GIVEN RECORDS =
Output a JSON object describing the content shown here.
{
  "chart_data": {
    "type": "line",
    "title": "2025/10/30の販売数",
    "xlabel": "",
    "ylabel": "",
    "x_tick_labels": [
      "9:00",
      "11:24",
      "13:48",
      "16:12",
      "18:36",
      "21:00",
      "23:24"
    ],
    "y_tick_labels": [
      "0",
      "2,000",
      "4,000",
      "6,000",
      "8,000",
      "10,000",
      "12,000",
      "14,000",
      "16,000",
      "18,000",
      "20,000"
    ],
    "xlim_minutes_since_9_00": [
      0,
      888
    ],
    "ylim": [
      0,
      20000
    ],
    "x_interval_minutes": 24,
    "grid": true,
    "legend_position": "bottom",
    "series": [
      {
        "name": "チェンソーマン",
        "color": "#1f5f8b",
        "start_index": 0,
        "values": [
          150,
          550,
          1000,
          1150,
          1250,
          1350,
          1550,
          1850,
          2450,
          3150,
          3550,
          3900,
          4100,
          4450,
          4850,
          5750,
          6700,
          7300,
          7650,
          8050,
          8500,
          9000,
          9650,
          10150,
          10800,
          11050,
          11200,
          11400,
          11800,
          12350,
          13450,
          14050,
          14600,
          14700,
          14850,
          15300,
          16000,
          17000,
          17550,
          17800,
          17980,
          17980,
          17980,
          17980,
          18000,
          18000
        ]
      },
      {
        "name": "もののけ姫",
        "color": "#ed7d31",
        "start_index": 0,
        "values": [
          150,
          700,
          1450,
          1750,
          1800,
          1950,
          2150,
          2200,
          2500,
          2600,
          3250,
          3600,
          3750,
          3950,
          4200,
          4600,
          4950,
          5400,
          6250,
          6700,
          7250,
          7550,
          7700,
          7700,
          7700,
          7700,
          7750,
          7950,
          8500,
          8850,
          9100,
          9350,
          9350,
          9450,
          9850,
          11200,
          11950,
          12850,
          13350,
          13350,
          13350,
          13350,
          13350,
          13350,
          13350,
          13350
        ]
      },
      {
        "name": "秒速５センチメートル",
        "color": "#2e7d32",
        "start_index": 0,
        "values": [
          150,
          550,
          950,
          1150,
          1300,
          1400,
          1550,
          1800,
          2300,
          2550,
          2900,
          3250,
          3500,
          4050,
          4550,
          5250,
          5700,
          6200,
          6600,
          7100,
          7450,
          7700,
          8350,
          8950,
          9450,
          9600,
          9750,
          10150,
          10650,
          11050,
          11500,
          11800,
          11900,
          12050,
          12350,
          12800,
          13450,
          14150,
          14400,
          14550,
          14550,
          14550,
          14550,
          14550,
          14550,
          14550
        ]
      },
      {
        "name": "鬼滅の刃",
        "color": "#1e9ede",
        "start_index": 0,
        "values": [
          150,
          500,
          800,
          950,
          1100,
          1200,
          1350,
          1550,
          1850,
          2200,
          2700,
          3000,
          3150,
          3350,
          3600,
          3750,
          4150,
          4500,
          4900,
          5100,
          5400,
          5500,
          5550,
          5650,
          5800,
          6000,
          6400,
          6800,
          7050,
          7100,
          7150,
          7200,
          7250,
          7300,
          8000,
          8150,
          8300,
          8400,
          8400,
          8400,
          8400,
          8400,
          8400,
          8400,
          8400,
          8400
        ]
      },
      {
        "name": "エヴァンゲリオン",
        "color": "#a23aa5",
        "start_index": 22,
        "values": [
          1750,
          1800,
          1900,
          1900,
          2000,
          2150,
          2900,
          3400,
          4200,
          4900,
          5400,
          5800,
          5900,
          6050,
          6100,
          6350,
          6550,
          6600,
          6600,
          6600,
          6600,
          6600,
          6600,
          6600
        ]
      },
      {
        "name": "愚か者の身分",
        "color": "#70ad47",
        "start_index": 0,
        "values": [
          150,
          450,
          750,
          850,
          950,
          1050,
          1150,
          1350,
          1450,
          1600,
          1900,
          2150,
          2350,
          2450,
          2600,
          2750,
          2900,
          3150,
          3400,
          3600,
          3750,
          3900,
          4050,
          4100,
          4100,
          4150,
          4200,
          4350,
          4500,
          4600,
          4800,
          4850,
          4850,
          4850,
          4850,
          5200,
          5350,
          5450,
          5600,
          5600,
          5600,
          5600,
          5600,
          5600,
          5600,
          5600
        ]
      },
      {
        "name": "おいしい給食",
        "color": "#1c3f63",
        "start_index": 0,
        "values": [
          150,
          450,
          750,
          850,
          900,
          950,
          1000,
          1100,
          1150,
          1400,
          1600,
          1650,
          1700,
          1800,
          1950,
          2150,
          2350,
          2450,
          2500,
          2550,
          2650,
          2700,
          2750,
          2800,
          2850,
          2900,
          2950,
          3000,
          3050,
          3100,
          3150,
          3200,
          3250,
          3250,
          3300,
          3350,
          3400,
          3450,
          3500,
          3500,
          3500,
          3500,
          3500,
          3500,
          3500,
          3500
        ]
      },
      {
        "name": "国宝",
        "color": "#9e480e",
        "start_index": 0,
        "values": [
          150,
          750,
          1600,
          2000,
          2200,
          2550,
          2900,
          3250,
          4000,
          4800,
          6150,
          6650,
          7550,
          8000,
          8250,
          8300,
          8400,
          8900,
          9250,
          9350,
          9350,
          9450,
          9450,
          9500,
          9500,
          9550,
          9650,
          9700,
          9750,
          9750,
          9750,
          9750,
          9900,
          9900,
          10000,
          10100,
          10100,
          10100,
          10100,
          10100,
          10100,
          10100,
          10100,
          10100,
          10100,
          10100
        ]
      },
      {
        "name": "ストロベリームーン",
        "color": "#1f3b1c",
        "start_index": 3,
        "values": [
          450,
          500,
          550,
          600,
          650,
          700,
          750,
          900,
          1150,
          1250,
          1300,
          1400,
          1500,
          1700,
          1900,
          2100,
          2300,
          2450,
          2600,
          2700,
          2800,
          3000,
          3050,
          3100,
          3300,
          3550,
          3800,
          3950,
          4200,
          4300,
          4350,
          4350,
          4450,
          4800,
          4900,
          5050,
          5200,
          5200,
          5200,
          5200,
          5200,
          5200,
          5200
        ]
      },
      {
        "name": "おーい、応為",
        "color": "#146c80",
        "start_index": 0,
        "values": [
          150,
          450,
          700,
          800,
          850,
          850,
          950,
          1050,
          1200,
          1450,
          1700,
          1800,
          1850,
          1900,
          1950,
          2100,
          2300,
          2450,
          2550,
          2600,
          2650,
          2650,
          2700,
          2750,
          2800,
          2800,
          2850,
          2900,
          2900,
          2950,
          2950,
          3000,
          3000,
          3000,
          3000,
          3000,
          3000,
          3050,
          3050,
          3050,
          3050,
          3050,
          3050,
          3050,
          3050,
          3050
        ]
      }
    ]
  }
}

OBJECTIVE = Copy the data above exactly. Every line must be included.

ANSWER BELOW =
Output a JSON object describing the content shown here.
{
  "chart_data": {
    "type": "line",
    "title": "2025/10/30の販売数",
    "xlabel": "",
    "ylabel": "",
    "x_tick_labels": [
      "9:00",
      "11:24",
      "13:48",
      "16:12",
      "18:36",
      "21:00",
      "23:24"
    ],
    "y_tick_labels": [
      "0",
      "2,000",
      "4,000",
      "6,000",
      "8,000",
      "10,000",
      "12,000",
      "14,000",
      "16,000",
      "18,000",
      "20,000"
    ],
    "xlim_minutes_since_9_00": [
      0,
      888
    ],
    "ylim": [
      0,
      20000
    ],
    "x_interval_minutes": 24,
    "grid": true,
    "legend_position": "bottom",
    "series": [
      {
        "name": "チェンソーマン",
        "color": "#1f5f8b",
        "start_index": 0,
        "values": [
          150,
          550,
          1000,
          1150,
          1250,
          1350,
          1550,
          1850,
          2450,
          3150,
          3550,
          3900,
          4100,
          4450,
          4850,
          5750,
          6700,
          7300,
          7650,
          8050,
          8500,
          9000,
          9650,
          10150,
          10800,
          11050,
          11200,
          11400,
          11800,
          12350,
          13450,
          14050,
          14600,
          14700,
          14850,
          15300,
          16000,
          17000,
          17550,
          17800,
          17980,
          17980,
          17980,
          17980,
          18000,
          18000
        ]
      },
      {
        "name": "もののけ姫",
        "color": "#ed7d31",
        "start_index": 0,
        "values": [
          150,
          700,
          1450,
          1750,
          1800,
          1950,
          2150,
          2200,
          2500,
          2600,
          3250,
          3600,
          3750,
          3950,
          4200,
          4600,
          4950,
          5400,
          6250,
          6700,
          7250,
          7550,
          7700,
          7700,
          7700,
          7700,
          7750,
          7950,
          8500,
          8850,
          9100,
          9350,
          9350,
          9450,
          9850,
          11200,
          11950,
          12850,
          13350,
          13350,
          13350,
          13350,
          13350,
          13350,
          13350,
          13350
        ]
      },
      {
        "name": "秒速５センチメートル",
        "color": "#2e7d32",
        "start_index": 0,
        "values": [
          150,
          550,
          950,
          1150,
          1300,
          1400,
          1550,
          1800,
          2300,
          2550,
          2900,
          3250,
          3500,
          4050,
          4550,
          5250,
          5700,
          6200,
          6600,
          7100,
          7450,
          7700,
          8350,
          8950,
          9450,
          9600,
          9750,
          10150,
          10650,
          11050,
          11500,
          11800,
          11900,
          12050,
          12350,
          12800,
          13450,
          14150,
          14400,
          14550,
          14550,
          14550,
          14550,
          14550,
          14550,
          14550
        ]
      },
      {
        "name": "鬼滅の刃",
        "color": "#1e9ede",
        "start_index": 0,
        "values": [
          150,
          500,
          800,
          950,
          1100,
          1200,
          1350,
          1550,
          1850,
          2200,
          2700,
          3000,
          3150,
          3350,
          3600,
          3750,
          4150,
          4500,
          4900,
          5100,
          5400,
          5500,
          5550,
          5650,
          5800,
          6000,
          6400,
          6800,
          7050,
          7100,
          7150,
          7200,
          7250,
          7300,
          8000,
          8150,
          8300,
          8400,
          8400,
          8400,
          8400,
          8400,
          8400,
          8400,
          8400,
          8400
        ]
      },
      {
        "name": "エヴァンゲリオン",
        "color": "#a23aa5",
        "start_index": 22,
        "values": [
          1750,
          1800,
          1900,
          1900,
          2000,
          2150,
          2900,
          3400,
          4200,
          4900,
          5400,
          5800,
          5900,
          6050,
          6100,
          6350,
          6550,
          6600,
          6600,
          6600,
          6600,
          6600,
          6600,
          6600
        ]
      },
      {
        "name": "愚か者の身分",
        "color": "#70ad47",
        "start_index": 0,
        "values": [
          150,
          450,
          750,
          850,
          950,
          1050,
          1150,
          1350,
          1450,
          1600,
          1900,
          2150,
          2350,
          2450,
          2600,
          2750,
          2900,
          3150,
          3400,
          3600,
          3750,
          3900,
          4050,
          4100,
          4100,
          4150,
          4200,
          4350,
          4500,
          4600,
          4800,
          4850,
          4850,
          4850,
          4850,
          5200,
          5350,
          5450,
          5600,
          5600,
          5600,
          5600,
          5600,
          5600,
          5600,
          5600
        ]
      },
      {
        "name": "おいしい給食",
        "color": "#1c3f63",
        "start_index": 0,
        "values": [
          150,
          450,
          750,
          850,
          900,
          950,
          1000,
          1100,
          1150,
          1400,
          1600,
          1650,
          1700,
          1800,
          1950,
          2150,
          2350,
          2450,
          2500,
          2550,
          2650,
          2700,
          2750,
          2800,
          2850,
          2900,
          2950,
          3000,
          3050,
          3100,
          3150,
          3200,
          3250,
          3250,
          3300,
          3350,
          3400,
          3450,
          3500,
          3500,
          3500,
          3500,
          3500,
          3500,
          3500,
          3500
        ]
      },
      {
        "name": "国宝",
        "color": "#9e480e",
        "start_index": 0,
        "values": [
          150,
          750,
          1600,
          2000,
          2200,
          2550,
          2900,
          3250,
          4000,
          4800,
          6150,
          6650,
          7550,
          8000,
          8250,
          8300,
          8400,
          8900,
          9250,
          9350,
          9350,
          9450,
          9450,
          9500,
          9500,
          9550,
          9650,
          9700,
          9750,
          9750,
          9750,
          9750,
          9900,
          9900,
          10000,
          10100,
          10100,
          10100,
          10100,
          10100,
          10100,
          10100,
          10100,
          10100,
          10100,
          10100
        ]
      },
      {
        "name": "ストロベリームーン",
        "color": "#1f3b1c",
        "start_index": 3,
        "values": [
          450,
          500,
          550,
          600,
          650,
          700,
          750,
          900,
          1150,
          1250,
          1300,
          1400,
          1500,
          1700,
          1900,
          2100,
          2300,
          2450,
          2600,
          2700,
          2800,
          3000,
          3050,
          3100,
          3300,
          3550,
          3800,
          3950,
          4200,
          4300,
          4350,
          4350,
          4450,
          4800,
          4900,
          5050,
          5200,
          5200,
          5200,
          5200,
          5200,
          5200,
          5200
        ]
      },
      {
        "name": "おーい、応為",
        "color": "#146c80",
        "start_index": 0,
        "values": [
          150,
          450,
          700,
          800,
          850,
          850,
          950,
          1050,
          1200,
          1450,
          1700,
          1800,
          1850,
          1900,
          1950,
          2100,
          2300,
          2450,
          2550,
          2600,
          2650,
          2650,
          2700,
          2750,
          2800,
          2800,
          2850,
          2900,
          2900,
          2950,
          2950,
          3000,
          3000,
          3000,
          3000,
          3000,
          3000,
          3050,
          3050,
          3050,
          3050,
          3050,
          3050,
          3050,
          3050,
          3050
        ]
      }
    ]
  }
}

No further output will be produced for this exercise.